[Records excerpted from a collection]
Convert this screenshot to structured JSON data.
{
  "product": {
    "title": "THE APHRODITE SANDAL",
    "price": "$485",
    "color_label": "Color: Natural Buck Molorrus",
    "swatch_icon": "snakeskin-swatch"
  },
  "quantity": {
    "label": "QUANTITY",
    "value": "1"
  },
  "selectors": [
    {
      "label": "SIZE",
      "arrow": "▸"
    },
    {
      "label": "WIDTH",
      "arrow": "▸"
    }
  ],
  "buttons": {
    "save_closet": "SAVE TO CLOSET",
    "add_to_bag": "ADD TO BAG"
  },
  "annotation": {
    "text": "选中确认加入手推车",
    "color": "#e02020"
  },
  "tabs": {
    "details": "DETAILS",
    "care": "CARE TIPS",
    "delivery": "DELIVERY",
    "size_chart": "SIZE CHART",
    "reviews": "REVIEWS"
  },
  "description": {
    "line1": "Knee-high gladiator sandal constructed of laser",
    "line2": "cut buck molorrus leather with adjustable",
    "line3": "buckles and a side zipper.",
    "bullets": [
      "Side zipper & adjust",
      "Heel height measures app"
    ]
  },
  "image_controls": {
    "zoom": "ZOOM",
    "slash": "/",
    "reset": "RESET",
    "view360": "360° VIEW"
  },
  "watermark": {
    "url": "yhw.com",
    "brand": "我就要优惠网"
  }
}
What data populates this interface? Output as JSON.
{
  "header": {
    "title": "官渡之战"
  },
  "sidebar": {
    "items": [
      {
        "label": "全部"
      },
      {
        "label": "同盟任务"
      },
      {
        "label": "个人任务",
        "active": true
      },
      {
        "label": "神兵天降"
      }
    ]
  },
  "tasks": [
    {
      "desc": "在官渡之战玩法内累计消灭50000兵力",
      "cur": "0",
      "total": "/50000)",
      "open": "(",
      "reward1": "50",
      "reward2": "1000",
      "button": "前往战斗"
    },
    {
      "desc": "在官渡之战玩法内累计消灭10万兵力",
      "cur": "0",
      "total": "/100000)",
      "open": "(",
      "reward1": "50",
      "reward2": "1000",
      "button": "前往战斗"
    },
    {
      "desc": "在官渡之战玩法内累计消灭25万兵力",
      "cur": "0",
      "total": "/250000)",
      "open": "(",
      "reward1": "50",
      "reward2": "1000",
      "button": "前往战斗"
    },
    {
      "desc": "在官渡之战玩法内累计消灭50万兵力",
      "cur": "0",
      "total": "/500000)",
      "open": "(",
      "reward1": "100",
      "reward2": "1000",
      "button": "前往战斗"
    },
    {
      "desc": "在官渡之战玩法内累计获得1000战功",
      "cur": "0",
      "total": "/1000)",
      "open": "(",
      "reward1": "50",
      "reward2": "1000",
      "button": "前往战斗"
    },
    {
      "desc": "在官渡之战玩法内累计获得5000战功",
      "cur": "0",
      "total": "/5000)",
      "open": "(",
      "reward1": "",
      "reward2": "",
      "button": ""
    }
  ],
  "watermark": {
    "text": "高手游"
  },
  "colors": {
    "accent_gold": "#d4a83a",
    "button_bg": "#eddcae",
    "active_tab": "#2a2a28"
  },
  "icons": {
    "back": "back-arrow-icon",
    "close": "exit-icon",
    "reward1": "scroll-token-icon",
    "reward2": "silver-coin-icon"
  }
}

WHAT IS ASKED |
Print the records above in full, exactly.

ANSWER TO THE TASK |
Convert this screenshot to structured JSON data.
{
  "product": {
    "title": "THE APHRODITE SANDAL",
    "price": "$485",
    "color_label": "Color: Natural Buck Molorrus",
    "swatch_icon": "snakeskin-swatch"
  },
  "quantity": {
    "label": "QUANTITY",
    "value": "1"
  },
  "selectors": [
    {
      "label": "SIZE",
      "arrow": "▸"
    },
    {
      "label": "WIDTH",
      "arrow": "▸"
    }
  ],
  "buttons": {
    "save_closet": "SAVE TO CLOSET",
    "add_to_bag": "ADD TO BAG"
  },
  "annotation": {
    "text": "选中确认加入手推车",
    "color": "#e02020"
  },
  "tabs": {
    "details": "DETAILS",
    "care": "CARE TIPS",
    "delivery": "DELIVERY",
    "size_chart": "SIZE CHART",
    "reviews": "REVIEWS"
  },
  "description": {
    "line1": "Knee-high gladiator sandal constructed of laser",
    "line2": "cut buck molorrus leather with adjustable",
    "line3": "buckles and a side zipper.",
    "bullets": [
      "Side zipper & adjust",
      "Heel height measures app"
    ]
  },
  "image_controls": {
    "zoom": "ZOOM",
    "slash": "/",
    "reset": "RESET",
    "view360": "360° VIEW"
  },
  "watermark": {
    "url": "yhw.com",
    "brand": "我就要优惠网"
  }
}
What data populates this interface? Output as JSON.
{
  "header": {
    "title": "官渡之战"
  },
  "sidebar": {
    "items": [
      {
        "label": "全部"
      },
      {
        "label": "同盟任务"
      },
      {
        "label": "个人任务",
        "active": true
      },
      {
        "label": "神兵天降"
      }
    ]
  },
  "tasks": [
    {
      "desc": "在官渡之战玩法内累计消灭50000兵力",
      "cur": "0",
      "total": "/50000)",
      "open": "(",
      "reward1": "50",
      "reward2": "1000",
      "button": "前往战斗"
    },
    {
      "desc": "在官渡之战玩法内累计消灭10万兵力",
      "cur": "0",
      "total": "/100000)",
      "open": "(",
      "reward1": "50",
      "reward2": "1000",
      "button": "前往战斗"
    },
    {
      "desc": "在官渡之战玩法内累计消灭25万兵力",
      "cur": "0",
      "total": "/250000)",
      "open": "(",
      "reward1": "50",
      "reward2": "1000",
      "button": "前往战斗"
    },
    {
      "desc": "在官渡之战玩法内累计消灭50万兵力",
      "cur": "0",
      "total": "/500000)",
      "open": "(",
      "reward1": "100",
      "reward2": "1000",
      "button": "前往战斗"
    },
    {
      "desc": "在官渡之战玩法内累计获得1000战功",
      "cur": "0",
      "total": "/1000)",
      "open": "(",
      "reward1": "50",
      "reward2": "1000",
      "button": "前往战斗"
    },
    {
      "desc": "在官渡之战玩法内累计获得5000战功",
      "cur": "0",
      "total": "/5000)",
      "open": "(",
      "reward1": "",
      "reward2": "",
      "button": ""
    }
  ],
  "watermark": {
    "text": "高手游"
  },
  "colors": {
    "accent_gold": "#d4a83a",
    "button_bg": "#eddcae",
    "active_tab": "#2a2a28"
  },
  "icons": {
    "back": "back-arrow-icon",
    "close": "exit-icon",
    "reward1": "scroll-token-icon",
    "reward2": "silver-coin-icon"
  }
}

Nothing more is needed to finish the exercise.